_Passage provided_.
Anand will serve a range of roles that will help broaden the Center’s intellectual mission and reinforce its role in the wider university. These activities include expanding CASI’s research into new areas, mentoring students participating in CASI Student Programs, hosting scholars, policymakers, and practitioners on campus, and organizing events and activities in India.

“Nikhil Anand’s research has been highly influential in shaping our understanding of critical challenges facing India, from urban infrastructures to rising seas,” said Tariq Thachil, Madan Lal Sobti Professor for the Study of Contemporary India and Director of CASI. “We are delighted and fortunate to have him join us as CASI’s first ever Associate Faculty Director. His addition will considerably broaden CASI’s research and programmatic activities.”

Anand’s research focuses on cities, infrastructure, state power, and climate change. He addresses these questions by studying the political ecology of cities, read through the different lives of water. Anand is the author of numerous books, including the award-winning, Hydraulic City: Water and the Infrastructures of Politics in Mumbai, which examines the everyday ways in which cities and citizens are made through the everyday management of water infrastructure. His new book project, Urban Seas, decenters the grounds of urban planning by drawing attention to the ways in which climate-changed seas are remaking coastal cities today.

_Written task 1_.
Answer these from the passage on Nikhil Anand:
(a) What position at CASI will Anand be the first ever to hold?
(b) Who is the Director of CASI?
(c) What is the title of Anand's new book project?
_Written task 2_. Please render this sentence from the passage on Nikhil Anand in Spanish: "Anand’s research focuses on cities, infrastructure, state power, and climate change."

_Items_.
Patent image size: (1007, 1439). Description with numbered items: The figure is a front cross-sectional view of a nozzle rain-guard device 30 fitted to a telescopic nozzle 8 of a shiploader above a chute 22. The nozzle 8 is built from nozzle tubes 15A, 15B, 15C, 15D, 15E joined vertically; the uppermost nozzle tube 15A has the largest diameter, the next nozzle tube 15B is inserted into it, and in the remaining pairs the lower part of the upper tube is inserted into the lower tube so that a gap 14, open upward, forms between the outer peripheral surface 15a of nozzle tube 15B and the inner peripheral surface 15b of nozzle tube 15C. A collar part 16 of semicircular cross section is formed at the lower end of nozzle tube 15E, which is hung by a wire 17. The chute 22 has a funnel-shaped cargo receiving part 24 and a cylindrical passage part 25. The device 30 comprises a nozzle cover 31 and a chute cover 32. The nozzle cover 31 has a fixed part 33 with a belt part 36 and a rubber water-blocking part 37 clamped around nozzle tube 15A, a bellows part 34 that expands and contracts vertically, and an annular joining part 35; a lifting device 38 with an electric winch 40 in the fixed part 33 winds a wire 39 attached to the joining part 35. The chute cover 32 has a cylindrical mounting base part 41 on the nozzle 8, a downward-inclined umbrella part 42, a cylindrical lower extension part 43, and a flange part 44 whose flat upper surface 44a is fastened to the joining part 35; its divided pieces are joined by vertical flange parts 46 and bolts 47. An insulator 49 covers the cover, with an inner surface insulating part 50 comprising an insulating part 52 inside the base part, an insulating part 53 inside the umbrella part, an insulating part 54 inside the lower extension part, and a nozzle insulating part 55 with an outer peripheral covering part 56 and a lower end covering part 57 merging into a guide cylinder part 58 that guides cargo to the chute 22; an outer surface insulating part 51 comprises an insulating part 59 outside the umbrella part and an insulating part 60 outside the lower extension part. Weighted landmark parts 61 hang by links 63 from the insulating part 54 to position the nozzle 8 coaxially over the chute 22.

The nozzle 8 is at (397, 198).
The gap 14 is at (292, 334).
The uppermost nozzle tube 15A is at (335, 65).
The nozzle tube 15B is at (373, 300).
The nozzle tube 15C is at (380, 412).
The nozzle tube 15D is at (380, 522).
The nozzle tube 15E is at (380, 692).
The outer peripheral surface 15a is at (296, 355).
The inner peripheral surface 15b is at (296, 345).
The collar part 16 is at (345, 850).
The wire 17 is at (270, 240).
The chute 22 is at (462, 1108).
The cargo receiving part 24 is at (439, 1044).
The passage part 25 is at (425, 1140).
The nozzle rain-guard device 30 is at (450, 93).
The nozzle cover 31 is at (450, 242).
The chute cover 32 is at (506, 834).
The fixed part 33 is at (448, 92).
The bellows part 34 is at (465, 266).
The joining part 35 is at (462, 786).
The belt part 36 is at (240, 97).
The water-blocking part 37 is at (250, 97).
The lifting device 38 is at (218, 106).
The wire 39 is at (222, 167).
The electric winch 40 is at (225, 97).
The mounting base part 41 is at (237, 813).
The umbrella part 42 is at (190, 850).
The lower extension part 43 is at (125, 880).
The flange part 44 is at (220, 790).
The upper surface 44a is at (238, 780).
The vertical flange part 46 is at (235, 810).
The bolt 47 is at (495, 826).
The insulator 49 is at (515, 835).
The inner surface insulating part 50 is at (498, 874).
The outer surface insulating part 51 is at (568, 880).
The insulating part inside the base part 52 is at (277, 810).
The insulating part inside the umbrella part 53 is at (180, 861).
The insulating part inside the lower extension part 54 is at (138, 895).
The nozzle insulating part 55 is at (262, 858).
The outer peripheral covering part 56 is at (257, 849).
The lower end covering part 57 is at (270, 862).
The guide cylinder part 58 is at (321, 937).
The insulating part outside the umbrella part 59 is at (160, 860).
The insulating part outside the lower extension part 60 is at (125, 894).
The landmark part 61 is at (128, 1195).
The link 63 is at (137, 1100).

_Full response 1_.
(a) Associate Faculty Director
(b) Tariq Thachil
(c) Urban Seas

_Full response 2_. La investigación de Anand se centra en las ciudades, la infraestructura, el poder estatal y el cambio climático.